> _DATASET RECORDS_
● ● ●

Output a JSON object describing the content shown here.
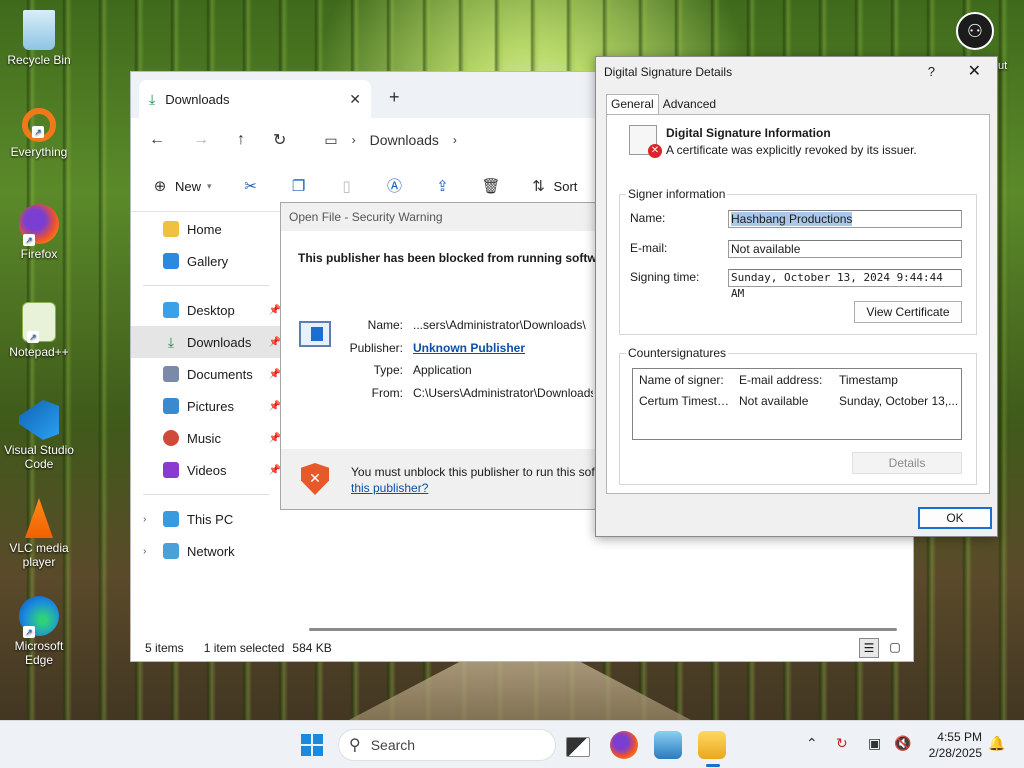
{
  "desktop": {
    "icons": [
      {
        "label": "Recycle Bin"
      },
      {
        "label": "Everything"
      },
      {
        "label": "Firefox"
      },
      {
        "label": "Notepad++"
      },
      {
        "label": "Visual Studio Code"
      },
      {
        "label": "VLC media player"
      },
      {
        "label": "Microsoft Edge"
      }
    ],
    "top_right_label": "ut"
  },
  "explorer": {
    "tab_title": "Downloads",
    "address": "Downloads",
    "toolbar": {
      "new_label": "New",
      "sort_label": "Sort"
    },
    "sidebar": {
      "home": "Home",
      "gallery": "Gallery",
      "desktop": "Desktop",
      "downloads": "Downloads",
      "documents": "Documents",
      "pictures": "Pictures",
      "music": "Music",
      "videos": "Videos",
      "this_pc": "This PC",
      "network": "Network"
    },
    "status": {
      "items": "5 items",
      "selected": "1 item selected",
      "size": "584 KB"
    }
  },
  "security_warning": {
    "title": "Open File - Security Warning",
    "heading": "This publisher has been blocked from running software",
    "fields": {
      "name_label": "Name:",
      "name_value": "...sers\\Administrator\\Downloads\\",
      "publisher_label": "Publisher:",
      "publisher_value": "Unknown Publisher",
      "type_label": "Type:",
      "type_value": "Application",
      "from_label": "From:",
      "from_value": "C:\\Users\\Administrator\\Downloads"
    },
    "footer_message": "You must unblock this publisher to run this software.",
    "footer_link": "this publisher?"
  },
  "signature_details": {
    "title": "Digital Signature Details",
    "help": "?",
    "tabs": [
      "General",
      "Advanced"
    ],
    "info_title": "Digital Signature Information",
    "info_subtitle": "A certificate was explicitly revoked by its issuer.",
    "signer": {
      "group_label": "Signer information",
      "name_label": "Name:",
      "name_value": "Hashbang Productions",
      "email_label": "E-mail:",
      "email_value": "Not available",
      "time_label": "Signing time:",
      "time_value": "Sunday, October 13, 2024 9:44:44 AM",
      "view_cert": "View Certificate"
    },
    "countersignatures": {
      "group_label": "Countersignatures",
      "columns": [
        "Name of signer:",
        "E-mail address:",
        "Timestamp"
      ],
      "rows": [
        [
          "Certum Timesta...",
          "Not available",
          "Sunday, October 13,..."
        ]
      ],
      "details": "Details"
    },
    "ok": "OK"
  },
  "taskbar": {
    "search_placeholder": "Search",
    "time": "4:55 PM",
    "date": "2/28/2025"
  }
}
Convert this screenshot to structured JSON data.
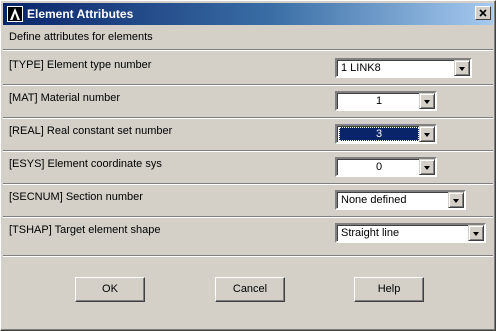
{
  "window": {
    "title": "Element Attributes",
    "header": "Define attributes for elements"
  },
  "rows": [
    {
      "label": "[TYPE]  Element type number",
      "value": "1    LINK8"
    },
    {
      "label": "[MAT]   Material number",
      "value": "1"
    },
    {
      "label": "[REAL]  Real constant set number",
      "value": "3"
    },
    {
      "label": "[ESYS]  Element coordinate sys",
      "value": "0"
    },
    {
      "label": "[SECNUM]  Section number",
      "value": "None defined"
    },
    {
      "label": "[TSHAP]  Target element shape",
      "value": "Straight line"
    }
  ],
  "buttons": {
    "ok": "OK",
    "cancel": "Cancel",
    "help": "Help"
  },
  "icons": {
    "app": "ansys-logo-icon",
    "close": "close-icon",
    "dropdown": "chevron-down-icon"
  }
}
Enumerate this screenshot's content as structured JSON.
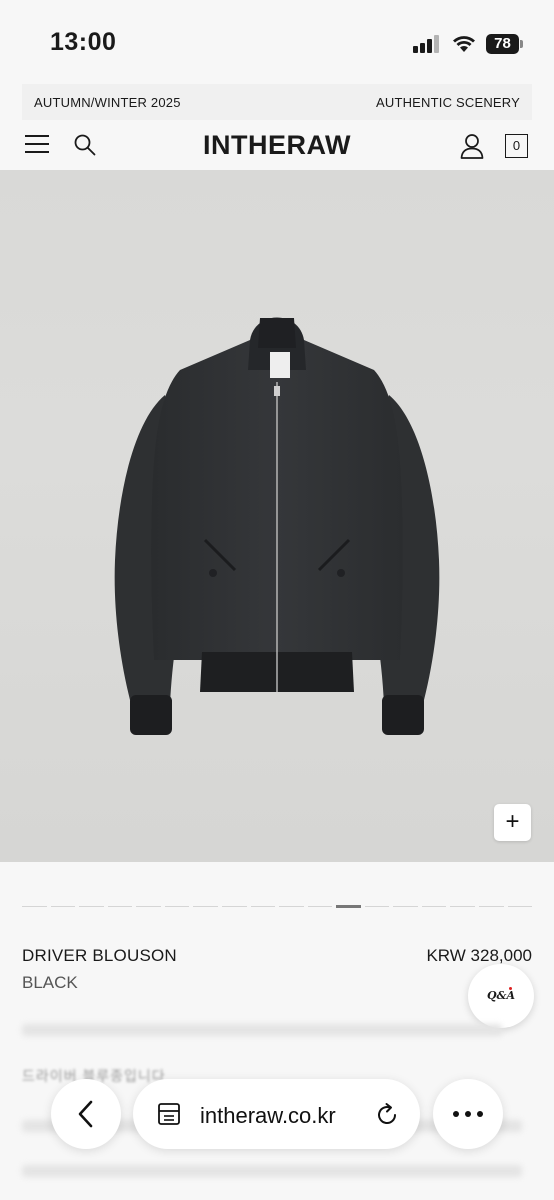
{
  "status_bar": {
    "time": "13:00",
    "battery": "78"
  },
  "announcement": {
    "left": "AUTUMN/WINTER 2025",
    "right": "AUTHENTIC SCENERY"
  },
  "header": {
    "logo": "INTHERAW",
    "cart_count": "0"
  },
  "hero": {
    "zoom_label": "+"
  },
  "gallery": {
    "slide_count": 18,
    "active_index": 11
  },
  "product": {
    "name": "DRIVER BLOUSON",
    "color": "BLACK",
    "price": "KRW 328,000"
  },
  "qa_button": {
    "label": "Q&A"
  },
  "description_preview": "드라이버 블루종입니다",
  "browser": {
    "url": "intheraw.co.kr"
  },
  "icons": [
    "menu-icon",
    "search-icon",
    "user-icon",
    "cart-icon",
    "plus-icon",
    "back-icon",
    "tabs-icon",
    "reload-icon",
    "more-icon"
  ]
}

● ● ●

> _GIVEN EXERCISE_
Reproduce every line of the material precisely, omitting its pictures.

> _RESPONSE TO THE EXERCISE_
Output a JSON object describing the content shown here.
{
  "desktop": {
    "icons": [
      {
        "label": "Recycle Bin"
      },
      {
        "label": "Everything"
      },
      {
        "label": "Firefox"
      },
      {
        "label": "Notepad++"
      },
      {
        "label": "Visual Studio Code"
      },
      {
        "label": "VLC media player"
      },
      {
        "label": "Microsoft Edge"
      }
    ],
    "top_right_label": "ut"
  },
  "explorer": {
    "tab_title": "Downloads",
    "address": "Downloads",
    "toolbar": {
      "new_label": "New",
      "sort_label": "Sort"
    },
    "sidebar": {
      "home": "Home",
      "gallery": "Gallery",
      "desktop": "Desktop",
      "downloads": "Downloads",
      "documents": "Documents",
      "pictures": "Pictures",
      "music": "Music",
      "videos": "Videos",
      "this_pc": "This PC",
      "network": "Network"
    },
    "status": {
      "items": "5 items",
      "selected": "1 item selected",
      "size": "584 KB"
    }
  },
  "security_warning": {
    "title": "Open File - Security Warning",
    "heading": "This publisher has been blocked from running software",
    "fields": {
      "name_label": "Name:",
      "name_value": "...sers\\Administrator\\Downloads\\",
      "publisher_label": "Publisher:",
      "publisher_value": "Unknown Publisher",
      "type_label": "Type:",
      "type_value": "Application",
      "from_label": "From:",
      "from_value": "C:\\Users\\Administrator\\Downloads"
    },
    "footer_message": "You must unblock this publisher to run this software.",
    "footer_link": "this publisher?"
  },
  "signature_details": {
    "title": "Digital Signature Details",
    "help": "?",
    "tabs": [
      "General",
      "Advanced"
    ],
    "info_title": "Digital Signature Information",
    "info_subtitle": "A certificate was explicitly revoked by its issuer.",
    "signer": {
      "group_label": "Signer information",
      "name_label": "Name:",
      "name_value": "Hashbang Productions",
      "email_label": "E-mail:",
      "email_value": "Not available",
      "time_label": "Signing time:",
      "time_value": "Sunday, October 13, 2024 9:44:44 AM",
      "view_cert": "View Certificate"
    },
    "countersignatures": {
      "group_label": "Countersignatures",
      "columns": [
        "Name of signer:",
        "E-mail address:",
        "Timestamp"
      ],
      "rows": [
        [
          "Certum Timesta...",
          "Not available",
          "Sunday, October 13,..."
        ]
      ],
      "details": "Details"
    },
    "ok": "OK"
  },
  "taskbar": {
    "search_placeholder": "Search",
    "time": "4:55 PM",
    "date": "2/28/2025"
  }
}
Convert this screenshot to structured JSON data.
{
  "window": {
    "title": "Element Attributes",
    "header": "Define attributes for elements"
  },
  "rows": [
    {
      "label": "[TYPE]  Element type number",
      "value": "1    LINK8"
    },
    {
      "label": "[MAT]   Material number",
      "value": "1"
    },
    {
      "label": "[REAL]  Real constant set number",
      "value": "3"
    },
    {
      "label": "[ESYS]  Element coordinate sys",
      "value": "0"
    },
    {
      "label": "[SECNUM]  Section number",
      "value": "None defined"
    },
    {
      "label": "[TSHAP]  Target element shape",
      "value": "Straight line"
    }
  ],
  "buttons": {
    "ok": "OK",
    "cancel": "Cancel",
    "help": "Help"
  },
  "icons": {
    "app": "ansys-logo-icon",
    "close": "close-icon",
    "dropdown": "chevron-down-icon"
  }
}
Enumerate this screenshot's content as structured JSON.
{
  "status_bar": {
    "time": "13:00",
    "battery": "78"
  },
  "announcement": {
    "left": "AUTUMN/WINTER 2025",
    "right": "AUTHENTIC SCENERY"
  },
  "header": {
    "logo": "INTHERAW",
    "cart_count": "0"
  },
  "hero": {
    "zoom_label": "+"
  },
  "gallery": {
    "slide_count": 18,
    "active_index": 11
  },
  "product": {
    "name": "DRIVER BLOUSON",
    "color": "BLACK",
    "price": "KRW 328,000"
  },
  "qa_button": {
    "label": "Q&A"
  },
  "description_preview": "드라이버 블루종입니다",
  "browser": {
    "url": "intheraw.co.kr"
  },
  "icons": [
    "menu-icon",
    "search-icon",
    "user-icon",
    "cart-icon",
    "plus-icon",
    "back-icon",
    "tabs-icon",
    "reload-icon",
    "more-icon"
  ]
}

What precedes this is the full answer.